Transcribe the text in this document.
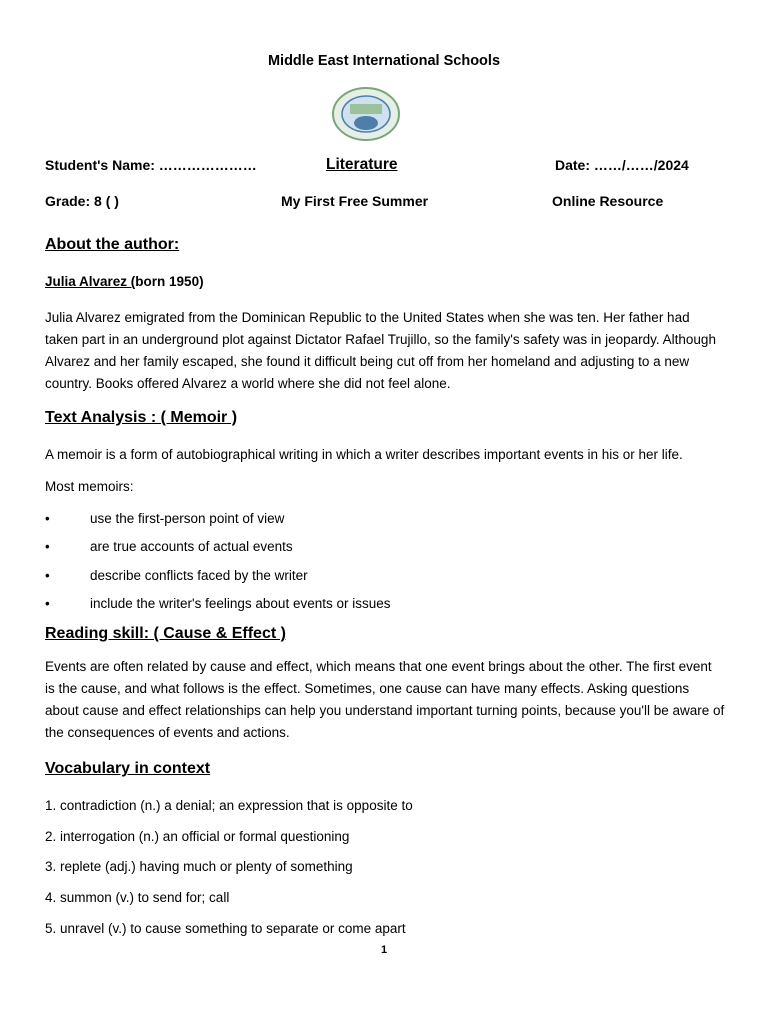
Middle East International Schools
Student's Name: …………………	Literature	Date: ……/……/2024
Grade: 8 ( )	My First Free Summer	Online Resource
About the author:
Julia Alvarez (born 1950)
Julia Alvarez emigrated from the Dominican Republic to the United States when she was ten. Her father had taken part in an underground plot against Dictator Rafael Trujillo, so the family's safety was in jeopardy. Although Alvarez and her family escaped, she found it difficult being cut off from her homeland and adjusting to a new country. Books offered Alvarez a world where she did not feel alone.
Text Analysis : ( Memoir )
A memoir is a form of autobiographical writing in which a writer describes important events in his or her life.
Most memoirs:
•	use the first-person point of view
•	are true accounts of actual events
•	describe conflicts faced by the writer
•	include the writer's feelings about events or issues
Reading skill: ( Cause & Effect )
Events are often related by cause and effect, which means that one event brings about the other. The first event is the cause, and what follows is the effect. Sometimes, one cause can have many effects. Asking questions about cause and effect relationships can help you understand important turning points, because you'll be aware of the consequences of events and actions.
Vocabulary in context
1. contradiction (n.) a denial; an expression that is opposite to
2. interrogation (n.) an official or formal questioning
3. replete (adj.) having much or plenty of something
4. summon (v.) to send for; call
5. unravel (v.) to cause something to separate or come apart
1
────────────────
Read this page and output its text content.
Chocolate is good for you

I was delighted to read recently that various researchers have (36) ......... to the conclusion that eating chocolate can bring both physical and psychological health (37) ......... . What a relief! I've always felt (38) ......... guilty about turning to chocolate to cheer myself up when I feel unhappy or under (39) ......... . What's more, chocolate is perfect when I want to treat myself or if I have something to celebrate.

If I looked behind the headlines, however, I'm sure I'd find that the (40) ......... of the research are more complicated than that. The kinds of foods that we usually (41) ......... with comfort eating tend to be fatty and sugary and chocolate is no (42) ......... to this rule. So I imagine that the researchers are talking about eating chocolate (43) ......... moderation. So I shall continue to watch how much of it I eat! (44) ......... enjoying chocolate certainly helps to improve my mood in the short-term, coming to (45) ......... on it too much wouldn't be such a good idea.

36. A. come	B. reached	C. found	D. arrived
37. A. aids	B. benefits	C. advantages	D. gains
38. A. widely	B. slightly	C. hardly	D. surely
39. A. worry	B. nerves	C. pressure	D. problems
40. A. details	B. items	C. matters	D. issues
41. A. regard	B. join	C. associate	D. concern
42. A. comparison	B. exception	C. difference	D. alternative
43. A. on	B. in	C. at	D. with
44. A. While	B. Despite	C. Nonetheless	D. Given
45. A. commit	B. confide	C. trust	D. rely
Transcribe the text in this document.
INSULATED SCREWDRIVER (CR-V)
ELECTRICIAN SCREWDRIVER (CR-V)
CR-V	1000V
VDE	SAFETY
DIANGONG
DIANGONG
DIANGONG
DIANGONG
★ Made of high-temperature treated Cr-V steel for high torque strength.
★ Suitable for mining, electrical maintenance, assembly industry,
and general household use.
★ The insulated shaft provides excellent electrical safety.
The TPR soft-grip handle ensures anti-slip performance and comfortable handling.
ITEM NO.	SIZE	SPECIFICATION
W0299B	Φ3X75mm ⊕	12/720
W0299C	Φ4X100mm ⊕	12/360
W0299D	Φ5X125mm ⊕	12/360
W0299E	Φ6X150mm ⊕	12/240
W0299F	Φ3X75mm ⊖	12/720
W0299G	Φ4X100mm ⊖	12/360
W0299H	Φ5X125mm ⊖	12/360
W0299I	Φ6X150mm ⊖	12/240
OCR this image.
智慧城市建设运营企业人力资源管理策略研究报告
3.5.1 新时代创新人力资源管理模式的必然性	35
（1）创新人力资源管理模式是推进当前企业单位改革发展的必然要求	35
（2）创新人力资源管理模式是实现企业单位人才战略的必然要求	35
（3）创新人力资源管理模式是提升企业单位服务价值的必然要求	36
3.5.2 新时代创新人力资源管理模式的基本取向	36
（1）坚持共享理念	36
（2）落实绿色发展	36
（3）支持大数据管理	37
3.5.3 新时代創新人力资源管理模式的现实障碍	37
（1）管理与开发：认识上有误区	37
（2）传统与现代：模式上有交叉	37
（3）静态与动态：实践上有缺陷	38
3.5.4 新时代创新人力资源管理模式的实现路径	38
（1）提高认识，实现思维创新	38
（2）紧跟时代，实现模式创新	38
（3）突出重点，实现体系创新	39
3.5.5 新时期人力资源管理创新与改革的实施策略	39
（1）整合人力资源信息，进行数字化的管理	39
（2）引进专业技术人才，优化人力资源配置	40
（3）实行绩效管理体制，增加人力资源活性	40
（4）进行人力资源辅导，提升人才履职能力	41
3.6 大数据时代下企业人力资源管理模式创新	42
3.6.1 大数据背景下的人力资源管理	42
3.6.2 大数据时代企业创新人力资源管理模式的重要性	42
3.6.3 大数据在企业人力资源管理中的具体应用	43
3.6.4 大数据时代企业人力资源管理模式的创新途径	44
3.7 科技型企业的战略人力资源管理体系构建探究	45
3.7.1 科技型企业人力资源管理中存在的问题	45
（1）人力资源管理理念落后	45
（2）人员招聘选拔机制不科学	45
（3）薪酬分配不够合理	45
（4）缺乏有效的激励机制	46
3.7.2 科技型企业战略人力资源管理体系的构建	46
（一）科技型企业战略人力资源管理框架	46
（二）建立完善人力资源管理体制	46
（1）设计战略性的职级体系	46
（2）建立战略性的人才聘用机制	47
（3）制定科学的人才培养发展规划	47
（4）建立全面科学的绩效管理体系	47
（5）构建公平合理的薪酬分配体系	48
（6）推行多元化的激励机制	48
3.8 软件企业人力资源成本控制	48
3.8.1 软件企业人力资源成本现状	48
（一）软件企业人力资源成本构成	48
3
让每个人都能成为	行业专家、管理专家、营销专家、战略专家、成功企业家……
────────────────
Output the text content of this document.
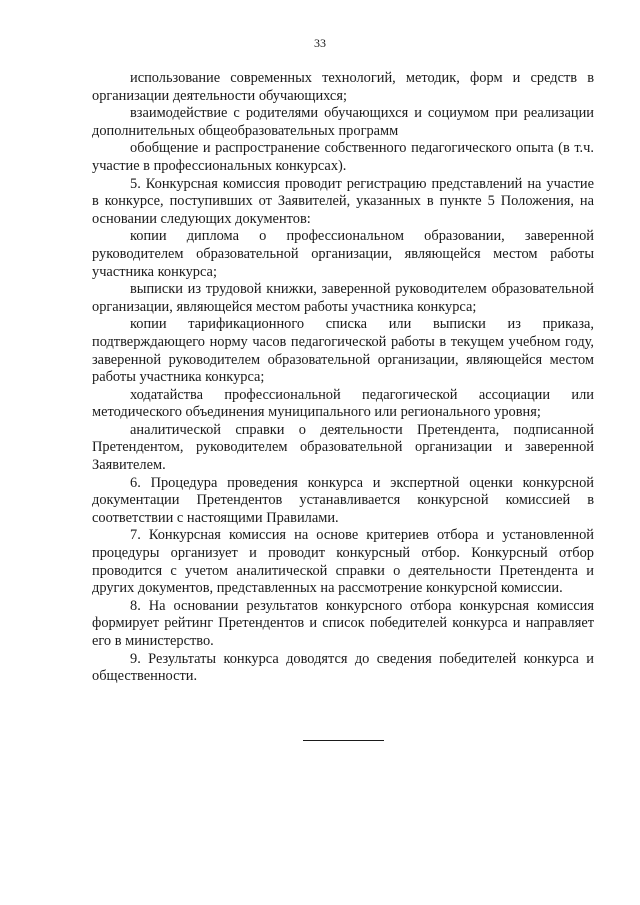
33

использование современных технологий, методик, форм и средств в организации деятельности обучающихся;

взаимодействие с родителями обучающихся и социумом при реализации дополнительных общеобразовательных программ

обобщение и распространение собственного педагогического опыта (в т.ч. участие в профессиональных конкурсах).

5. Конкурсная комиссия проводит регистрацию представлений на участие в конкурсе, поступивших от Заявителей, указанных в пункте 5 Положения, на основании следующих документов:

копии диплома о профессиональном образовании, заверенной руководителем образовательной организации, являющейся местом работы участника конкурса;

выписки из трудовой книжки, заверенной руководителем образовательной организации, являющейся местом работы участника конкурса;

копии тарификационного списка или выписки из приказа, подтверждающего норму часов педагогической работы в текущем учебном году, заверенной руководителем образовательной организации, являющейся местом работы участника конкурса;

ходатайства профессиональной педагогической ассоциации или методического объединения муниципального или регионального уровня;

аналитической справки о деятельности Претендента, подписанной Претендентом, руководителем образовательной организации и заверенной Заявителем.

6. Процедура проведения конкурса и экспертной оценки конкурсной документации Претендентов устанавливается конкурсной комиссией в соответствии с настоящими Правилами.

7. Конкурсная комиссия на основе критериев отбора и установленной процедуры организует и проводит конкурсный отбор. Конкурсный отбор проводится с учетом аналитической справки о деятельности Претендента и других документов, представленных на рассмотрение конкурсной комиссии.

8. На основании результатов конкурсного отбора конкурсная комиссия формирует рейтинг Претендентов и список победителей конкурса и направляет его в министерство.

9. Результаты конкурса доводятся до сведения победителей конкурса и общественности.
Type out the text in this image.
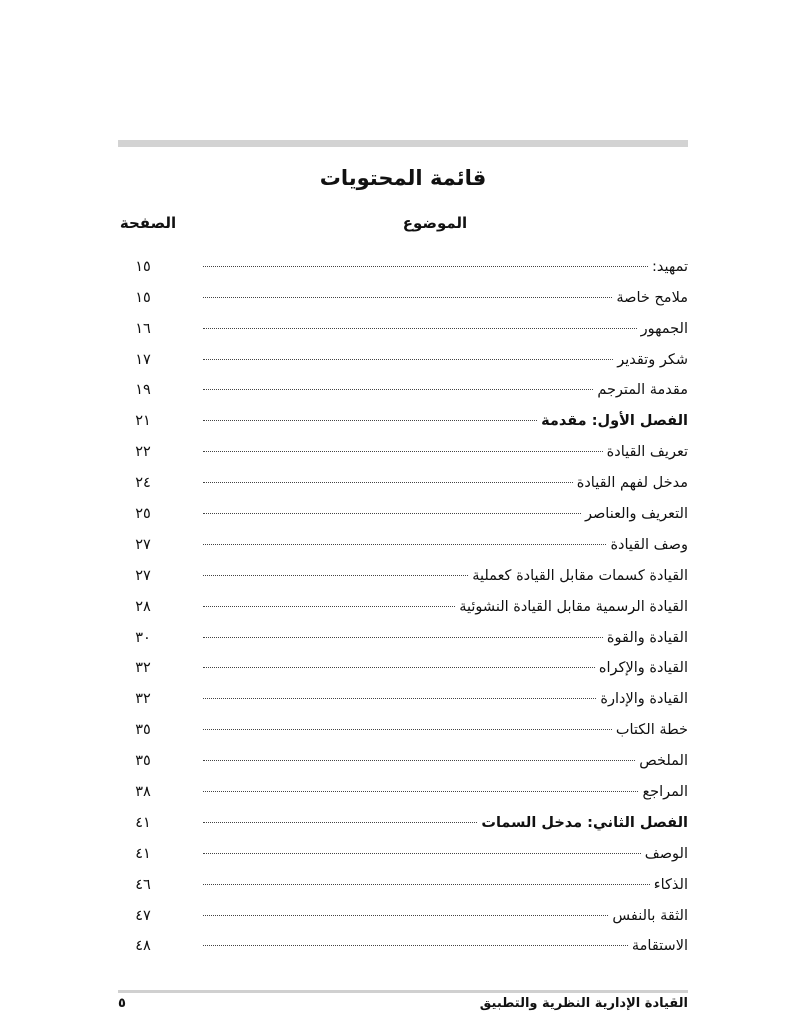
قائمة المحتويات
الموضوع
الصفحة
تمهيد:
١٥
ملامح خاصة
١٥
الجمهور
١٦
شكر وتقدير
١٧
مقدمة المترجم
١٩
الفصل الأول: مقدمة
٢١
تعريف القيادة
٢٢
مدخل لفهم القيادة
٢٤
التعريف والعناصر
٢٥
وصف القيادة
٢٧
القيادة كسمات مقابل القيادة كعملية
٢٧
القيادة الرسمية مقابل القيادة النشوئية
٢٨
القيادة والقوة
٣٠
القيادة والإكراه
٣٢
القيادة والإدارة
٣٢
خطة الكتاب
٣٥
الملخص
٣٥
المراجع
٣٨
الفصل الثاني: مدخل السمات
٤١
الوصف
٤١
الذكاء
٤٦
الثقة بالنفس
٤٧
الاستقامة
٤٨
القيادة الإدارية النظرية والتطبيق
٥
────────────────
- TASK BRIEF: Filter for "педагогической". Return all lines that hold it.

- WORKED SOLUTION:
копии тарификационного списка или выписки из приказа, подтверждающего норму часов педагогической работы в текущем учебном году, заверенной руководителем образовательной организации, являющейся местом работы участника конкурса;
ходатайства профессиональной педагогической ассоциации или методического объединения муниципального или регионального уровня;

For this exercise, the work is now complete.